start STORED ROWS

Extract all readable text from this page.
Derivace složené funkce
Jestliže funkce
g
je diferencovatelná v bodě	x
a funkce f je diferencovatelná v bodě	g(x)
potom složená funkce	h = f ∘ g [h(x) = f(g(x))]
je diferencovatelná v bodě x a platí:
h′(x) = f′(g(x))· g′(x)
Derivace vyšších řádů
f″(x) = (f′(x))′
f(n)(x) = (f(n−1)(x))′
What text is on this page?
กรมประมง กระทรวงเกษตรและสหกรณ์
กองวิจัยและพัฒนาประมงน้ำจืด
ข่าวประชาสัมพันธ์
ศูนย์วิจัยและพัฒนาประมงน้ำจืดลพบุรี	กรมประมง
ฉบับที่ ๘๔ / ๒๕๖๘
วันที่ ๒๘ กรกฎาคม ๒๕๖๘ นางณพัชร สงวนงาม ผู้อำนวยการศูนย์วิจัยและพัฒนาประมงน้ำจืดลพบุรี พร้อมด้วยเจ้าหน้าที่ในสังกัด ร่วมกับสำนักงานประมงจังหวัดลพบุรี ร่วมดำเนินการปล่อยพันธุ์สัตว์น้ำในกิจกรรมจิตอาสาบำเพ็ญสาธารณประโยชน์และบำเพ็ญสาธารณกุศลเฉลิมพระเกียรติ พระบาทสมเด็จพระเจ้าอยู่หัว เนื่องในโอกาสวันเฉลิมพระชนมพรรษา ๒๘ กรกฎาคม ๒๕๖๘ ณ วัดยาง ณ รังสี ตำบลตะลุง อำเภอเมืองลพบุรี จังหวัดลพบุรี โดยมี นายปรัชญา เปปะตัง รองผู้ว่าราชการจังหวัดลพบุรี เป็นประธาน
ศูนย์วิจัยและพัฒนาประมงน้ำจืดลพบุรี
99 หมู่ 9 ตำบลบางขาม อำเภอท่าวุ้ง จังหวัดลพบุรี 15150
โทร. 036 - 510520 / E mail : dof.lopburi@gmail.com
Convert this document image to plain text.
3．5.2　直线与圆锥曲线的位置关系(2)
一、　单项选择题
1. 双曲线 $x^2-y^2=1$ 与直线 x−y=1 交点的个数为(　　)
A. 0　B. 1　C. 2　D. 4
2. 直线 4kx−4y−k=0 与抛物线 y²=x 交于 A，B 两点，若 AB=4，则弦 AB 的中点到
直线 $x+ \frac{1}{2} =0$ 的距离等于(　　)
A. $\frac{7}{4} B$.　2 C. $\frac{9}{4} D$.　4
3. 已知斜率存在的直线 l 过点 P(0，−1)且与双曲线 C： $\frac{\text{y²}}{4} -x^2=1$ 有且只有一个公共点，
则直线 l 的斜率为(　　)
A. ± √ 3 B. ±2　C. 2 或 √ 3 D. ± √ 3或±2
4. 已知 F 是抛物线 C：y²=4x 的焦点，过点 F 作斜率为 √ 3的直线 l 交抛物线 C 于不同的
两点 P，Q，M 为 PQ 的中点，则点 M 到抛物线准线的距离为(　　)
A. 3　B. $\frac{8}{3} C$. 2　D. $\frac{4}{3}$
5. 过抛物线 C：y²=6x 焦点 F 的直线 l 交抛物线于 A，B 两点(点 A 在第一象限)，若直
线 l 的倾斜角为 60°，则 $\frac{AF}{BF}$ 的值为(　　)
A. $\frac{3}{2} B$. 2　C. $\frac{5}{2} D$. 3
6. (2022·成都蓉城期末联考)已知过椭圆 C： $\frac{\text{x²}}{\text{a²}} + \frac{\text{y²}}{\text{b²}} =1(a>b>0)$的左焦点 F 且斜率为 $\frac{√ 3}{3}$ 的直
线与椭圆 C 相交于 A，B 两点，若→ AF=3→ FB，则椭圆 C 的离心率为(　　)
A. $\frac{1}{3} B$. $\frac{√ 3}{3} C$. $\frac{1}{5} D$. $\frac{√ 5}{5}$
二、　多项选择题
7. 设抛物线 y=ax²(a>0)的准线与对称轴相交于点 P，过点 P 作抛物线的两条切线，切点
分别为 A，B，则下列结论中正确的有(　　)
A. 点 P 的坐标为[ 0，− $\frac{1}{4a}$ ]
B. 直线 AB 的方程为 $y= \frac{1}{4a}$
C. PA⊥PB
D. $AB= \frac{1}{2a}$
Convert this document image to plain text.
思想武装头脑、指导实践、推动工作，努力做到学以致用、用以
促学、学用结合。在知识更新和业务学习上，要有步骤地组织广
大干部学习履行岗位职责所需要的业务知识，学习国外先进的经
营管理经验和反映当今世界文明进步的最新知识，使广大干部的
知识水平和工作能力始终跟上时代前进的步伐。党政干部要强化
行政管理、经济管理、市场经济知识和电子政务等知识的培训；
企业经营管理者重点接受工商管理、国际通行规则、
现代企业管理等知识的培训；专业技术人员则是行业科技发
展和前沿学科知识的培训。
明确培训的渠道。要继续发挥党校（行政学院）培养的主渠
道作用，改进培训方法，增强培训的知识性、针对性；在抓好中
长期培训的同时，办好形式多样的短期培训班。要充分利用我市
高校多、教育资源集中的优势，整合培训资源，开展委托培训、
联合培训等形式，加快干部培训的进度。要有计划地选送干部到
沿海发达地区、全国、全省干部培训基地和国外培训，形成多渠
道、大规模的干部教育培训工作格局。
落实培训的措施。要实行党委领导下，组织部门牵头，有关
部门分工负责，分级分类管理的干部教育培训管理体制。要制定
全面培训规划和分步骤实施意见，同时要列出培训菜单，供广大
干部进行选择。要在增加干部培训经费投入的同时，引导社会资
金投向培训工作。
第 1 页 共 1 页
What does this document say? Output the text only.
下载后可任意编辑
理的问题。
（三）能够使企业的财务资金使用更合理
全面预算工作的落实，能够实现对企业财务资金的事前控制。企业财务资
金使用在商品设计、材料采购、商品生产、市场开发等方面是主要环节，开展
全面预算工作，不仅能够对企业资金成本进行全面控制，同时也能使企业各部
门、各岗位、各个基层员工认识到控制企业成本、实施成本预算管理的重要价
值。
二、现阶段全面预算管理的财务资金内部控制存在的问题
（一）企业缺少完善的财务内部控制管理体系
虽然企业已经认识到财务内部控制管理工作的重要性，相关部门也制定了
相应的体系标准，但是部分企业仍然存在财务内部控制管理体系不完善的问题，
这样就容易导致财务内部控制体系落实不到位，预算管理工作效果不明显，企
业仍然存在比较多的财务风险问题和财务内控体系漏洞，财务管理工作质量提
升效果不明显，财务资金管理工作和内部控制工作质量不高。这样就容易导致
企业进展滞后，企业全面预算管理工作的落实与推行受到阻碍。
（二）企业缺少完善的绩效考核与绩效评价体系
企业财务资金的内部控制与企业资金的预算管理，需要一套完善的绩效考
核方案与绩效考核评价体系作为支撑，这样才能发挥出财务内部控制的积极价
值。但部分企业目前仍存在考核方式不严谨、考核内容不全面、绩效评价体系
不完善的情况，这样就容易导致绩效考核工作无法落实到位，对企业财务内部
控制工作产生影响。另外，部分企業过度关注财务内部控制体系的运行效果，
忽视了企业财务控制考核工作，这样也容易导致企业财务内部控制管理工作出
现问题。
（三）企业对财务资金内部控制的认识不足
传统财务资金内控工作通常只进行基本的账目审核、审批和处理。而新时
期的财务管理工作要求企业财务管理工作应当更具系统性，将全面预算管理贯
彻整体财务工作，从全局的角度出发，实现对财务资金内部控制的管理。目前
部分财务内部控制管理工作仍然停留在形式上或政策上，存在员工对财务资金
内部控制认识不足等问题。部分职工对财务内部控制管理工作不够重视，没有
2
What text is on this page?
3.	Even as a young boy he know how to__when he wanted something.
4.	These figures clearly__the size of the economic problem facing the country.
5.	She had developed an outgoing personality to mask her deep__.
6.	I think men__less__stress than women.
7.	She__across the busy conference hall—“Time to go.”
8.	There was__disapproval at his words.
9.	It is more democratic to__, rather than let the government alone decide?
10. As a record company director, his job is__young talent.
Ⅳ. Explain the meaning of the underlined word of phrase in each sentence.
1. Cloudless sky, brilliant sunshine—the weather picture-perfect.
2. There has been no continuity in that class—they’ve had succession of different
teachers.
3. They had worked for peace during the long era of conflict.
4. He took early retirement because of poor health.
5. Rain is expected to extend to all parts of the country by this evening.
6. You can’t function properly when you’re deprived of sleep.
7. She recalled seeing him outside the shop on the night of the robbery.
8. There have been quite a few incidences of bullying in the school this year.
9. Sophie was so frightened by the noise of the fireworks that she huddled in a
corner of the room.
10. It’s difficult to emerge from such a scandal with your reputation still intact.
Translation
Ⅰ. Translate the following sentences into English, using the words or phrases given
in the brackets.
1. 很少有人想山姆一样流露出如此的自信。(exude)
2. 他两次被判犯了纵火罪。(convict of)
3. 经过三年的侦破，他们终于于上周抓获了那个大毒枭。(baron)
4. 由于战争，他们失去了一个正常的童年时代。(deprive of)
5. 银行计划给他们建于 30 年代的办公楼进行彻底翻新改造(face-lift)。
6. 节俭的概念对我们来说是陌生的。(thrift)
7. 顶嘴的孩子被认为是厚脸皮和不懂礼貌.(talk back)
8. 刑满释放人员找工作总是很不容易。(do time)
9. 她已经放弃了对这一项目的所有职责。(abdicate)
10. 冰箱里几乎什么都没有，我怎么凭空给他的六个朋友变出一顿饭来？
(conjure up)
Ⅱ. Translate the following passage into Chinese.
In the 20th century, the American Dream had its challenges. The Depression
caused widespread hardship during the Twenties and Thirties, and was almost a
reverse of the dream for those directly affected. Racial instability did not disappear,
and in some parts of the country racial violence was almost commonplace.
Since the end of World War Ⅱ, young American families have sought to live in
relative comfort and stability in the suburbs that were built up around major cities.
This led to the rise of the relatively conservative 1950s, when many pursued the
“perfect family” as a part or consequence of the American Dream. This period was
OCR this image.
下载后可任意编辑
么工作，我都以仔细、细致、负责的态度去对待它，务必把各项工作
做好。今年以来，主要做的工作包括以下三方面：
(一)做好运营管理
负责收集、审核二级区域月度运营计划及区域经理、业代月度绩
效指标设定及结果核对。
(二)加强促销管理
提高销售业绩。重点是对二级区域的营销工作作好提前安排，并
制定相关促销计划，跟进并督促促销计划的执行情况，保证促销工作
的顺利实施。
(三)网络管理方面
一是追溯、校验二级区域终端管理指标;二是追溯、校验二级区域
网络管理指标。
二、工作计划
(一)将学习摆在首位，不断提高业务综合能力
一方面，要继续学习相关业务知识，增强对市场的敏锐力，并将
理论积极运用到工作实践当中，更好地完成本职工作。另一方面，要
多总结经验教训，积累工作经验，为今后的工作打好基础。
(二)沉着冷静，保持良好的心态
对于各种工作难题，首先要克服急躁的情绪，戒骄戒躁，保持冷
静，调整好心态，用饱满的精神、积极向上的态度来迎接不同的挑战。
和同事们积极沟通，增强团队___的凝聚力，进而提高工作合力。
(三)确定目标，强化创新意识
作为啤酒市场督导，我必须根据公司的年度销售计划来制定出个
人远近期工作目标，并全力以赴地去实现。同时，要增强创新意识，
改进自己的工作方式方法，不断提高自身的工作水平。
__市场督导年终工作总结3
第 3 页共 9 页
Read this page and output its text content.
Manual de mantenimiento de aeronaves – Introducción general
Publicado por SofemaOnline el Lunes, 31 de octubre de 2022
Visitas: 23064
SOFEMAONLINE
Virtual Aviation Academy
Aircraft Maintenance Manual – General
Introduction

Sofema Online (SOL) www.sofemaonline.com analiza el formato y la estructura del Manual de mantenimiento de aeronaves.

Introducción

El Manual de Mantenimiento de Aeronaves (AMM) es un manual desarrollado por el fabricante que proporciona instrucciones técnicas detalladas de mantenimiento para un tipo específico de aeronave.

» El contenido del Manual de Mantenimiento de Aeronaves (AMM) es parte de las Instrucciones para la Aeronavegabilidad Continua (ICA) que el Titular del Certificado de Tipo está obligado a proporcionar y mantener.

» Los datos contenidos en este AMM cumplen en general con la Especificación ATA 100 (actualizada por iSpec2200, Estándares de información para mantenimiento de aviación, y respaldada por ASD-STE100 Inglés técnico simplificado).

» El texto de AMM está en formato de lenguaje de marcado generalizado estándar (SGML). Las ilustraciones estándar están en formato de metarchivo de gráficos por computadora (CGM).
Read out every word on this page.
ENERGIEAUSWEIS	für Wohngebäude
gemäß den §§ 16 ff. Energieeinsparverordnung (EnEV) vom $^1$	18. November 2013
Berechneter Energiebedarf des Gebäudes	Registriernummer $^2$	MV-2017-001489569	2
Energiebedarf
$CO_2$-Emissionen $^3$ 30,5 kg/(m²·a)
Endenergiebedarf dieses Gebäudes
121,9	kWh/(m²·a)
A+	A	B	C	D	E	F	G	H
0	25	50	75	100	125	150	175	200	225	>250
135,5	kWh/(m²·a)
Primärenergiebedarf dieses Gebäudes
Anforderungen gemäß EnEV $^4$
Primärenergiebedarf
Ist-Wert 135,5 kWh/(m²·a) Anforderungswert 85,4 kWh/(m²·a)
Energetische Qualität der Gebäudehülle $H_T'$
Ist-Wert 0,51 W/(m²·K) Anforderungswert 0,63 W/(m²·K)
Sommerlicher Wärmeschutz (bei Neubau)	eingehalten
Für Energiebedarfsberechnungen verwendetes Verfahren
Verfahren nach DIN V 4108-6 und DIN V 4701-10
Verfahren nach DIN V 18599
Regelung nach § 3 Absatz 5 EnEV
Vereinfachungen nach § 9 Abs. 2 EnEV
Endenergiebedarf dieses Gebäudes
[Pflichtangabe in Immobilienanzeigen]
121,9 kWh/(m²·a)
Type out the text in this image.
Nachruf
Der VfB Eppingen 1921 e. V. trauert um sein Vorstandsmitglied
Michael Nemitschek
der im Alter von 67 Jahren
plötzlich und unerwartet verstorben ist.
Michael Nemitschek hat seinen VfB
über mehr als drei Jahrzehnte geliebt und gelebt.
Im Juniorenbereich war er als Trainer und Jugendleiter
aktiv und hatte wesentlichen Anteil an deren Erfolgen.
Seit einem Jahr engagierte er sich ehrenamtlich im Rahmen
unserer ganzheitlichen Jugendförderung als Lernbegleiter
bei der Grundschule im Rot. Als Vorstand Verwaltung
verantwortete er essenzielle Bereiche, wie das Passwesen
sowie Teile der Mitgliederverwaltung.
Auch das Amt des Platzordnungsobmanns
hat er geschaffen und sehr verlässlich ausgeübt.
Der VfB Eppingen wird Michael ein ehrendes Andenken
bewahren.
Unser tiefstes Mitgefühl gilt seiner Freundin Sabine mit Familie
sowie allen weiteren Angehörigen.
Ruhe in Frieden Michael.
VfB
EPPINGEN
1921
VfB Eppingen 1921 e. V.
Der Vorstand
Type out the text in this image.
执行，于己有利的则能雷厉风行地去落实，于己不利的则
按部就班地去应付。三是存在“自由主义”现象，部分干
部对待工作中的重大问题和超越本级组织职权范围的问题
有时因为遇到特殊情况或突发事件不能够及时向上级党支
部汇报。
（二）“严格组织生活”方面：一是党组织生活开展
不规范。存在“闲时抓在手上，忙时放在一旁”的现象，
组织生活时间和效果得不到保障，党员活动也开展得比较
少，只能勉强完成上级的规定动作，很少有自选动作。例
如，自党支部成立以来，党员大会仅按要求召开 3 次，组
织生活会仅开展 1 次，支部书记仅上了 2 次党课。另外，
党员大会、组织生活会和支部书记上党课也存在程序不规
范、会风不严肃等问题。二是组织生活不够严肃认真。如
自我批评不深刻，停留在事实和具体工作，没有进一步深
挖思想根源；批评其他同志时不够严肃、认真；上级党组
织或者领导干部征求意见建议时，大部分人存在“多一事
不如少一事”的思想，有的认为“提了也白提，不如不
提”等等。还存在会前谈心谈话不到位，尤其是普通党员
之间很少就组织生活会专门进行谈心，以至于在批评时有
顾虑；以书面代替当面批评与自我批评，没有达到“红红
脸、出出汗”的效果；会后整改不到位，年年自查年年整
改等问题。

end STORED ROWS

◆ WORK TO COMPLETE: Gather from the data above every line with the string "that".

◆ EXERCISE SOLUTION:
2. There has been no continuity in that class—they’ve had succession of different
9. Sophie was so frightened by the noise of the fireworks that she huddled in a
relative comfort and stability in the suburbs that were built up around major cities.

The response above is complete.